Job: In the records below, swap every "legend-swatch" for "legend-marker" and write out all the lines again with nothing else changed.

** Start of Source records **

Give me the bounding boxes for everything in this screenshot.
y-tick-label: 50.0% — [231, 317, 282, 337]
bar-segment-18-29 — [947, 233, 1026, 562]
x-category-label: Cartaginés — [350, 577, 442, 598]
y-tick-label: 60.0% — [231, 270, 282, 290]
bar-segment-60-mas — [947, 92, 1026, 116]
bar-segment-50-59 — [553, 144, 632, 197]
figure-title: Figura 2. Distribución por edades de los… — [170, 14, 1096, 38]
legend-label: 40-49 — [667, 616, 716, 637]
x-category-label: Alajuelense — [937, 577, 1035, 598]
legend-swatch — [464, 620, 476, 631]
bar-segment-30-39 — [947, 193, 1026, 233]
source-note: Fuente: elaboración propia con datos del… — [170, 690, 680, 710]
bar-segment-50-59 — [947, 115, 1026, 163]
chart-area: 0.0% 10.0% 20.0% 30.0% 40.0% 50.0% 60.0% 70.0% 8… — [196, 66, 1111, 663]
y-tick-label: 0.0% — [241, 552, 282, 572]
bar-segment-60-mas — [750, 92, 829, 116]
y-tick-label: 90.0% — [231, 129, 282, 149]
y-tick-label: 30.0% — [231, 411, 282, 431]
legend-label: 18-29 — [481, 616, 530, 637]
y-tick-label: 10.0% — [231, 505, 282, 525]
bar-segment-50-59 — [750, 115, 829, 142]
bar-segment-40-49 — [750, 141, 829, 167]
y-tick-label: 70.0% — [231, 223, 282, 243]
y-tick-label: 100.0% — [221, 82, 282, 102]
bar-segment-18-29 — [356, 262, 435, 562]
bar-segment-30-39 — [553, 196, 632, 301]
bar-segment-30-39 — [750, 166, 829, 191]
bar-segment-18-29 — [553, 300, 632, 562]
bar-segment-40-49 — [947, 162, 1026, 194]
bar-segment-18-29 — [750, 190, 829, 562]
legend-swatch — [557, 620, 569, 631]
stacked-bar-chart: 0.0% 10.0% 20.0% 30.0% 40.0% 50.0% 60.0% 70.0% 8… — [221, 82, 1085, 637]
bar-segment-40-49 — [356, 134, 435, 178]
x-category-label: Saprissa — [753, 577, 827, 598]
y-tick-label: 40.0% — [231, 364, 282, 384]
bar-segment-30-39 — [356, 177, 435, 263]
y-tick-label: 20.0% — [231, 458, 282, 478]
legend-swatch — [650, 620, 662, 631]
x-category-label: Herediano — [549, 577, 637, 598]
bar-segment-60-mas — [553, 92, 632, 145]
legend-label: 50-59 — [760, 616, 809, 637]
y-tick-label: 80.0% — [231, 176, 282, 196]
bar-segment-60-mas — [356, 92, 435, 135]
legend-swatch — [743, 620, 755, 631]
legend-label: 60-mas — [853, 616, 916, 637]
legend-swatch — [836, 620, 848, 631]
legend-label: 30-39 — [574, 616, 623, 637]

** End of Source records **

Written solution:
Give me the bounding boxes for everything in this screenshot.
y-tick-label: 50.0% — [231, 317, 282, 337]
bar-segment-18-29 — [947, 233, 1026, 562]
x-category-label: Cartaginés — [350, 577, 442, 598]
y-tick-label: 60.0% — [231, 270, 282, 290]
bar-segment-60-mas — [947, 92, 1026, 116]
bar-segment-50-59 — [553, 144, 632, 197]
figure-title: Figura 2. Distribución por edades de los… — [170, 14, 1096, 38]
legend-label: 40-49 — [667, 616, 716, 637]
x-category-label: Alajuelense — [937, 577, 1035, 598]
legend-marker — [464, 620, 476, 631]
bar-segment-30-39 — [947, 193, 1026, 233]
source-note: Fuente: elaboración propia con datos del… — [170, 690, 680, 710]
bar-segment-50-59 — [947, 115, 1026, 163]
chart-area: 0.0% 10.0% 20.0% 30.0% 40.0% 50.0% 60.0% 70.0% 8… — [196, 66, 1111, 663]
y-tick-label: 0.0% — [241, 552, 282, 572]
bar-segment-60-mas — [750, 92, 829, 116]
y-tick-label: 90.0% — [231, 129, 282, 149]
y-tick-label: 30.0% — [231, 411, 282, 431]
legend-label: 18-29 — [481, 616, 530, 637]
y-tick-label: 10.0% — [231, 505, 282, 525]
bar-segment-50-59 — [750, 115, 829, 142]
bar-segment-40-49 — [750, 141, 829, 167]
y-tick-label: 70.0% — [231, 223, 282, 243]
y-tick-label: 100.0% — [221, 82, 282, 102]
bar-segment-18-29 — [356, 262, 435, 562]
bar-segment-30-39 — [553, 196, 632, 301]
bar-segment-30-39 — [750, 166, 829, 191]
bar-segment-18-29 — [553, 300, 632, 562]
bar-segment-40-49 — [947, 162, 1026, 194]
bar-segment-18-29 — [750, 190, 829, 562]
legend-marker — [557, 620, 569, 631]
stacked-bar-chart: 0.0% 10.0% 20.0% 30.0% 40.0% 50.0% 60.0% 70.0% 8… — [221, 82, 1085, 637]
bar-segment-40-49 — [356, 134, 435, 178]
x-category-label: Saprissa — [753, 577, 827, 598]
y-tick-label: 40.0% — [231, 364, 282, 384]
bar-segment-30-39 — [356, 177, 435, 263]
y-tick-label: 20.0% — [231, 458, 282, 478]
legend-marker — [650, 620, 662, 631]
x-category-label: Herediano — [549, 577, 637, 598]
bar-segment-60-mas — [553, 92, 632, 145]
legend-label: 50-59 — [760, 616, 809, 637]
y-tick-label: 80.0% — [231, 176, 282, 196]
bar-segment-60-mas — [356, 92, 435, 135]
legend-marker — [743, 620, 755, 631]
legend-label: 60-mas — [853, 616, 916, 637]
legend-marker — [836, 620, 848, 631]
legend-label: 30-39 — [574, 616, 623, 637]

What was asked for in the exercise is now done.